* [Data provided]
────────
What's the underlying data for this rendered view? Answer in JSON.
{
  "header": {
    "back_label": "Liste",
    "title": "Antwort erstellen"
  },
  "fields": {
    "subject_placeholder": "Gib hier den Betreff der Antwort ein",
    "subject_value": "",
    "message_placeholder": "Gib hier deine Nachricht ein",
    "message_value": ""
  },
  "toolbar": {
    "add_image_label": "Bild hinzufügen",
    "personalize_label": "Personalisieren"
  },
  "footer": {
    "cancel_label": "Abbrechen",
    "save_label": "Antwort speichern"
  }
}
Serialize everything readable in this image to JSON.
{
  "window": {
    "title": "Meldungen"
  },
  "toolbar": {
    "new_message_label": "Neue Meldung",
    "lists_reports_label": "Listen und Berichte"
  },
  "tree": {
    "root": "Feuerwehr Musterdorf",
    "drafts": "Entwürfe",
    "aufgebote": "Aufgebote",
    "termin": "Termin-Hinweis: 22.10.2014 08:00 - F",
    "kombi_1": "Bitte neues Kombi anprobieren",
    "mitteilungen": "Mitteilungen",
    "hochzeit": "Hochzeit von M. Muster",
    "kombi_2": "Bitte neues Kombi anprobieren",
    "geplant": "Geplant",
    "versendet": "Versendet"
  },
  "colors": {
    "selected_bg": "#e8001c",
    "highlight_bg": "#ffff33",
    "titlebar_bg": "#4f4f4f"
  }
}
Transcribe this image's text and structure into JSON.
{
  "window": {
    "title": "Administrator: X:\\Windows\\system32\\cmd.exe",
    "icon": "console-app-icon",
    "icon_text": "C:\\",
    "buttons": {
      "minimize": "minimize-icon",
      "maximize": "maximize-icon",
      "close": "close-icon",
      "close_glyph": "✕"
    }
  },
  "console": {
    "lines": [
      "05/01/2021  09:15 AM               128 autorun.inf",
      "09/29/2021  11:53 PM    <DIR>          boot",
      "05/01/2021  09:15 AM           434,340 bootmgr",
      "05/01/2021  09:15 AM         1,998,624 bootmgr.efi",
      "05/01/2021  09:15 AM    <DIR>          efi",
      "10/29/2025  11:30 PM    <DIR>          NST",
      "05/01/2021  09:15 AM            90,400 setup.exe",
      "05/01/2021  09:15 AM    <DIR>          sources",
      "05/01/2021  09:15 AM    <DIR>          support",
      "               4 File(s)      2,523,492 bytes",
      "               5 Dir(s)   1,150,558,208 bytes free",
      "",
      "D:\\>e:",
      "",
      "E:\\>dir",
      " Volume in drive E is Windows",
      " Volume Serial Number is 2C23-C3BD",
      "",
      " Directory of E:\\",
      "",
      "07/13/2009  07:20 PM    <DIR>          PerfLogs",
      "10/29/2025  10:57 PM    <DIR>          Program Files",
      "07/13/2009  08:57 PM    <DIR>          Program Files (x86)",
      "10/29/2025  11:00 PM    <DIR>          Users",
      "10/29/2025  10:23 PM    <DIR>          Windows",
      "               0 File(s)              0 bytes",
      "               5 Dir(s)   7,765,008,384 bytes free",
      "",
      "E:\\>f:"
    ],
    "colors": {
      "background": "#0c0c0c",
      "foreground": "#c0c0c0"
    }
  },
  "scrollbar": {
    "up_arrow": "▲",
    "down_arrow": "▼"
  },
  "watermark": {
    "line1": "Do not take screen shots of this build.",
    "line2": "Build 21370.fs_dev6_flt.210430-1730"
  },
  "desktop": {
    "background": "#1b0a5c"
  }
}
────────
* [Exercise brief] Extract every line from the one containing "Transcribe this image's" through the last line of the data, inclusive, exactly as written.

* [Answer to this task]
Transcribe this image's text and structure into JSON.
{
  "window": {
    "title": "Administrator: X:\\Windows\\system32\\cmd.exe",
    "icon": "console-app-icon",
    "icon_text": "C:\\",
    "buttons": {
      "minimize": "minimize-icon",
      "maximize": "maximize-icon",
      "close": "close-icon",
      "close_glyph": "✕"
    }
  },
  "console": {
    "lines": [
      "05/01/2021  09:15 AM               128 autorun.inf",
      "09/29/2021  11:53 PM    <DIR>          boot",
      "05/01/2021  09:15 AM           434,340 bootmgr",
      "05/01/2021  09:15 AM         1,998,624 bootmgr.efi",
      "05/01/2021  09:15 AM    <DIR>          efi",
      "10/29/2025  11:30 PM    <DIR>          NST",
      "05/01/2021  09:15 AM            90,400 setup.exe",
      "05/01/2021  09:15 AM    <DIR>          sources",
      "05/01/2021  09:15 AM    <DIR>          support",
      "               4 File(s)      2,523,492 bytes",
      "               5 Dir(s)   1,150,558,208 bytes free",
      "",
      "D:\\>e:",
      "",
      "E:\\>dir",
      " Volume in drive E is Windows",
      " Volume Serial Number is 2C23-C3BD",
      "",
      " Directory of E:\\",
      "",
      "07/13/2009  07:20 PM    <DIR>          PerfLogs",
      "10/29/2025  10:57 PM    <DIR>          Program Files",
      "07/13/2009  08:57 PM    <DIR>          Program Files (x86)",
      "10/29/2025  11:00 PM    <DIR>          Users",
      "10/29/2025  10:23 PM    <DIR>          Windows",
      "               0 File(s)              0 bytes",
      "               5 Dir(s)   7,765,008,384 bytes free",
      "",
      "E:\\>f:"
    ],
    "colors": {
      "background": "#0c0c0c",
      "foreground": "#c0c0c0"
    }
  },
  "scrollbar": {
    "up_arrow": "▲",
    "down_arrow": "▼"
  },
  "watermark": {
    "line1": "Do not take screen shots of this build.",
    "line2": "Build 21370.fs_dev6_flt.210430-1730"
  },
  "desktop": {
    "background": "#1b0a5c"
  }
}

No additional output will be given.